● GIVEN EXERCISE: Emit a verbatim copy of the lines running from the line with "Enumerate this screenshot's" through the end of the material below.

● WORKING DATA:
____
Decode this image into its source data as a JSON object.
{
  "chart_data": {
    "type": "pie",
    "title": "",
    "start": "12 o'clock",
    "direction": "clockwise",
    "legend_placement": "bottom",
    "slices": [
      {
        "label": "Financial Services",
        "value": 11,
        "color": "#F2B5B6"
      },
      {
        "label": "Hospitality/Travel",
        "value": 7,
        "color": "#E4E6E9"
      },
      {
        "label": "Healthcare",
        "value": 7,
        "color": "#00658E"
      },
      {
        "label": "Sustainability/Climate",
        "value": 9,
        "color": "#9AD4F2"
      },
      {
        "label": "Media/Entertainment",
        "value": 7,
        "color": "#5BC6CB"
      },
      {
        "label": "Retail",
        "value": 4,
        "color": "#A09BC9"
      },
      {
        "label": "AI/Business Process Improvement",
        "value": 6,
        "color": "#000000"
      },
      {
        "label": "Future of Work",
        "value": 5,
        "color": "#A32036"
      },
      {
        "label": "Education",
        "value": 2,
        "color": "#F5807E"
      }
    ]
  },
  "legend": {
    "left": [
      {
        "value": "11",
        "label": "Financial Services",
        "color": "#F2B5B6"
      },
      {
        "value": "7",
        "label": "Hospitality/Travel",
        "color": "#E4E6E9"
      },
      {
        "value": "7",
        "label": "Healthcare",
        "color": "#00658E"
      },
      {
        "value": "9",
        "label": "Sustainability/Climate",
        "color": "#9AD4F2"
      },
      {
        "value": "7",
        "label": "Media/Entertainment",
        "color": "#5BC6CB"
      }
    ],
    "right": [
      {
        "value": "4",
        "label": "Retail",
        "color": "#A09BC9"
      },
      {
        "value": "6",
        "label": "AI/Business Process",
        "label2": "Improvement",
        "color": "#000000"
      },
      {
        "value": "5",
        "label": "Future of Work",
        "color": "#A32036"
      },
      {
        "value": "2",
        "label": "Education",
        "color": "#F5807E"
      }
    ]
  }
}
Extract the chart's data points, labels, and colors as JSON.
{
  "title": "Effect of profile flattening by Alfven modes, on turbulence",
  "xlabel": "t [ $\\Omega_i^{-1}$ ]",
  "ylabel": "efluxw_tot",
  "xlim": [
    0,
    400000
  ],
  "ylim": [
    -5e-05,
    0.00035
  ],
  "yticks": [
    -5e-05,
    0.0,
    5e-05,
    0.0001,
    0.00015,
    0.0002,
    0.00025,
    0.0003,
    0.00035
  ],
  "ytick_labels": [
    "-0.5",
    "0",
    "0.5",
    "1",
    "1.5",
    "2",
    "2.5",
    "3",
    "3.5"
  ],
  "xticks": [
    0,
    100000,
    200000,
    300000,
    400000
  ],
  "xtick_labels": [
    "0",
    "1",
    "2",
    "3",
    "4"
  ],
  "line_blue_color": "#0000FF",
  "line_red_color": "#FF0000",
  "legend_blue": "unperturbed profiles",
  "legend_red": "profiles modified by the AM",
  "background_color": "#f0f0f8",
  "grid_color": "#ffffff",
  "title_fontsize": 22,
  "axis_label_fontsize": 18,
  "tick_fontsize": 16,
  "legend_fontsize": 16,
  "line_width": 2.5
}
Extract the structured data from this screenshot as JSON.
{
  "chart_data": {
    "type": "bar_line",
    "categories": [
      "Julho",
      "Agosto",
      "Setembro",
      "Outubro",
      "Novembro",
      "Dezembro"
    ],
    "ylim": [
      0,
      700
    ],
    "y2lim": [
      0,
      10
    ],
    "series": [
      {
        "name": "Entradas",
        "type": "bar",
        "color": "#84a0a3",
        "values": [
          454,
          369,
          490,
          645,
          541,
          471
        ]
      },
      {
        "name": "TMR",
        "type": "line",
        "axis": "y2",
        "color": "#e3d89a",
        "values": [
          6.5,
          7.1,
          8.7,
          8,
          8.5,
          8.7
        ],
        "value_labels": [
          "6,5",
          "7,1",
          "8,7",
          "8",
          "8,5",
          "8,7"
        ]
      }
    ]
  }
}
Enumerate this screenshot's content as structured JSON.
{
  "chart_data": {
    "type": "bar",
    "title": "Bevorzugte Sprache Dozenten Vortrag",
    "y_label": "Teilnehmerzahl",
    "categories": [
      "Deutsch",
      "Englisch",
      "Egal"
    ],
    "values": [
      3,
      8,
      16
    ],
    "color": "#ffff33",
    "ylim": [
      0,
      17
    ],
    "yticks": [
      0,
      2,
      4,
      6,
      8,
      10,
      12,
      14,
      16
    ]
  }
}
____
● EXERCISE ANSWER:
Enumerate this screenshot's content as structured JSON.
{
  "chart_data": {
    "type": "bar",
    "title": "Bevorzugte Sprache Dozenten Vortrag",
    "y_label": "Teilnehmerzahl",
    "categories": [
      "Deutsch",
      "Englisch",
      "Egal"
    ],
    "values": [
      3,
      8,
      16
    ],
    "color": "#ffff33",
    "ylim": [
      0,
      17
    ],
    "yticks": [
      0,
      2,
      4,
      6,
      8,
      10,
      12,
      14,
      16
    ]
  }
}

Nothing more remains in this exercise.